— begin —

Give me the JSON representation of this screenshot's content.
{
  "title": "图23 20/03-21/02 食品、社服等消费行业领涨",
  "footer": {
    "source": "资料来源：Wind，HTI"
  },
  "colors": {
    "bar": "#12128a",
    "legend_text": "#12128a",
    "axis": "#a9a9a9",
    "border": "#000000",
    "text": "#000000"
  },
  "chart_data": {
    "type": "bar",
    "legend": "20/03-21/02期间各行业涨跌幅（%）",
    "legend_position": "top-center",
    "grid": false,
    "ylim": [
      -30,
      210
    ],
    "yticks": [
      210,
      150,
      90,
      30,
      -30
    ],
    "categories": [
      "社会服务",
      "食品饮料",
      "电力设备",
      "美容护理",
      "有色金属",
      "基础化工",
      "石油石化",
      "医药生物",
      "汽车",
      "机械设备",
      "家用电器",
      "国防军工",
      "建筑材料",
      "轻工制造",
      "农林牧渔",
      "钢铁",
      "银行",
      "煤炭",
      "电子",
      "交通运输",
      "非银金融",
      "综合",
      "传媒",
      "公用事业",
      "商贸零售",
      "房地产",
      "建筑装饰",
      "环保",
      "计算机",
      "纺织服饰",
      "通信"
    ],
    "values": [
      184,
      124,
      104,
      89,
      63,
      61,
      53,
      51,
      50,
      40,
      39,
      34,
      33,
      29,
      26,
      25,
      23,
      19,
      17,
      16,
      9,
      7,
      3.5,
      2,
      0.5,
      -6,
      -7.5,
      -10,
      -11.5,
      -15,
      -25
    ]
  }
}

— end —
— begin —

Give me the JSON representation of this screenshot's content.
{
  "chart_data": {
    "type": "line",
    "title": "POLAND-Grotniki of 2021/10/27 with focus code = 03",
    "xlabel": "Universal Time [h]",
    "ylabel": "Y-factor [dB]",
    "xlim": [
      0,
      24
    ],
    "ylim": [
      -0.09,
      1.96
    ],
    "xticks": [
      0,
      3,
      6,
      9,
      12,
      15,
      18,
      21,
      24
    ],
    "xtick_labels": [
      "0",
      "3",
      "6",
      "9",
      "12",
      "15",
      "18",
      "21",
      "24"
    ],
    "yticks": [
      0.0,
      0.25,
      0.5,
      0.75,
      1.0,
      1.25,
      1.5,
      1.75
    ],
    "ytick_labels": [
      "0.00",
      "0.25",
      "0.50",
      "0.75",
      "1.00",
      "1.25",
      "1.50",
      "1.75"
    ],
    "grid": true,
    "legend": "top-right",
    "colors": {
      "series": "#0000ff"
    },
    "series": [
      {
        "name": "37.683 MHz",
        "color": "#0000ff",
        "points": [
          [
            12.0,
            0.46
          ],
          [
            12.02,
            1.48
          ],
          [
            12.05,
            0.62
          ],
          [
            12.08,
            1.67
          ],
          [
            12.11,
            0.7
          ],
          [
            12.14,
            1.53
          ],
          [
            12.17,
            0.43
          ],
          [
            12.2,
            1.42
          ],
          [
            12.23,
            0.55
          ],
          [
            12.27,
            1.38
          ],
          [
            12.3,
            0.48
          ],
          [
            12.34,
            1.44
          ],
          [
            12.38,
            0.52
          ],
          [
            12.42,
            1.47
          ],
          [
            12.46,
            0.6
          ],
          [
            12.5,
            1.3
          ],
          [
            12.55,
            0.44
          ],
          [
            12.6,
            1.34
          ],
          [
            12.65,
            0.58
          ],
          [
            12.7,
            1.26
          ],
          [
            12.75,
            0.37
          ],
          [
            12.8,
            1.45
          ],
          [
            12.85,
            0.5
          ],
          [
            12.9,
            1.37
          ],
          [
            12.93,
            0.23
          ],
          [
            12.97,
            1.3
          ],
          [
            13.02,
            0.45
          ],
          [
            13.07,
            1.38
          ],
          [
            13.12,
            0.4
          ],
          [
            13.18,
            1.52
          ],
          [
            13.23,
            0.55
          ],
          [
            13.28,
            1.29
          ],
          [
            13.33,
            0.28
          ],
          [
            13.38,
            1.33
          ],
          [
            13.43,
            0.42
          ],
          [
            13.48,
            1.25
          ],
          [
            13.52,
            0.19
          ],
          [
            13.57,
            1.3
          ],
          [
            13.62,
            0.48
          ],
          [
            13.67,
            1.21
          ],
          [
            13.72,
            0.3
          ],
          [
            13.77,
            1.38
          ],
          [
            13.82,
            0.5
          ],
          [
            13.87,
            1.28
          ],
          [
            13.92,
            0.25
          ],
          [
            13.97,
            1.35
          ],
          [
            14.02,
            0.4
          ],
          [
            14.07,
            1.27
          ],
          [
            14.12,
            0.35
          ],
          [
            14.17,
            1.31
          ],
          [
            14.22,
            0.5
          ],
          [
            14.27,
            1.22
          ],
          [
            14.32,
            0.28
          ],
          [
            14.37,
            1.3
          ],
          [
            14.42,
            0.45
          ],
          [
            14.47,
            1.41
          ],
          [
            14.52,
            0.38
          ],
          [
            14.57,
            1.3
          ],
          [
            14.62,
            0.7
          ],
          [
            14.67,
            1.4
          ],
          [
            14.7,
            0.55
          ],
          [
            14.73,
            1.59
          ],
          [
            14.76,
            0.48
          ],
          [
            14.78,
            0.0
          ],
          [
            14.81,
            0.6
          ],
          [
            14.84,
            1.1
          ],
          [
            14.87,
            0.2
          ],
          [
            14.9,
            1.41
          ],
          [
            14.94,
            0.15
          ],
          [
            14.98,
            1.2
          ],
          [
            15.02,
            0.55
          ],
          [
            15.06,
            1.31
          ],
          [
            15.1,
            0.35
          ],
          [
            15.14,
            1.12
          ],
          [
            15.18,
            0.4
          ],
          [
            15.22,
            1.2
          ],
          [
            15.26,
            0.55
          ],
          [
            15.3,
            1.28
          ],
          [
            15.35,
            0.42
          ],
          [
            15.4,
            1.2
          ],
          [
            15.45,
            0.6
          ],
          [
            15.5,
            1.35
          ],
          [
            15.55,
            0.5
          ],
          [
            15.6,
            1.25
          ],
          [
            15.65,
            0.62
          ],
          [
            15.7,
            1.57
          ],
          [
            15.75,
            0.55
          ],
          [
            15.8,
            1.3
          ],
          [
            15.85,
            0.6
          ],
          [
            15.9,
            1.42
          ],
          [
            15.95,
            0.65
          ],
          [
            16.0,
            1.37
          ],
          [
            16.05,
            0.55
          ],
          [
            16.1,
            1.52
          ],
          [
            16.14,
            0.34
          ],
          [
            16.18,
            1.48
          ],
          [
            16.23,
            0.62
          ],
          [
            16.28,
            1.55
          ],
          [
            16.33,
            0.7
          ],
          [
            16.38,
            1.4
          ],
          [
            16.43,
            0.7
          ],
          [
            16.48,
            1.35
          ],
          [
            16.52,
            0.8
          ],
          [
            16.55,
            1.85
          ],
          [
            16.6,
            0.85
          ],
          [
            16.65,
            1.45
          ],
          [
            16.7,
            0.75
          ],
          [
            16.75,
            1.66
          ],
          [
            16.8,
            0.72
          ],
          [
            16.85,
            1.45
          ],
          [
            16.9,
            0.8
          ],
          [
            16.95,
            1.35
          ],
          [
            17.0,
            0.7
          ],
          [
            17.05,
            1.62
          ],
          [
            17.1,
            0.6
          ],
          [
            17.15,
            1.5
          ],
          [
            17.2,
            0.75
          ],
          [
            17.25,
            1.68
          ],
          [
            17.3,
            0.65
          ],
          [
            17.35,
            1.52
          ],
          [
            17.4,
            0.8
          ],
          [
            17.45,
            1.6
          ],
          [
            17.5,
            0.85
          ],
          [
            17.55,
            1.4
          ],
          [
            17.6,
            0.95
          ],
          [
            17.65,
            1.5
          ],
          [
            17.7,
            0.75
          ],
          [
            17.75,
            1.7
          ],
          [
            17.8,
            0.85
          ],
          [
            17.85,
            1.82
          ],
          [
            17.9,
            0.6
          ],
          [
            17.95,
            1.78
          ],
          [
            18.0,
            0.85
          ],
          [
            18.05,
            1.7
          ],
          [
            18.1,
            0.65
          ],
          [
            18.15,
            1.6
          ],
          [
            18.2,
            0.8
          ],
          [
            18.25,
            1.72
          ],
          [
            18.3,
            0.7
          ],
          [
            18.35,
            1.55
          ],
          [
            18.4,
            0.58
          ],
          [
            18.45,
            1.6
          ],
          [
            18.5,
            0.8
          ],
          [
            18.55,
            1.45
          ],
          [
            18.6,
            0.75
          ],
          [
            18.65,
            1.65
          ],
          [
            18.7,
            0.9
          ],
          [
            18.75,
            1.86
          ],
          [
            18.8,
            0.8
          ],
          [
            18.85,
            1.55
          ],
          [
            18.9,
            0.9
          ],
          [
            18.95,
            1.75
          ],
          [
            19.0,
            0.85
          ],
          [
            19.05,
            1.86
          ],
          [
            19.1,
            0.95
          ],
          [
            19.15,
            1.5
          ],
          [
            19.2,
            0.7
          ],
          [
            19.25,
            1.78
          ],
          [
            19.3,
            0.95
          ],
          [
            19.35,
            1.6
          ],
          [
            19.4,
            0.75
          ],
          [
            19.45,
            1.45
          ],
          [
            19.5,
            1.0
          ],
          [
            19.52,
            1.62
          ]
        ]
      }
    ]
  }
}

— end —

▸ PROBLEM TO SOLVE
Copy all lines from the entries that contain the word "title".

▸ SOLVED PROBLEM
  "title": "图23 20/03-21/02 食品、社服等消费行业领涨",
    "title": "POLAND-Grotniki of 2021/10/27 with focus code = 03",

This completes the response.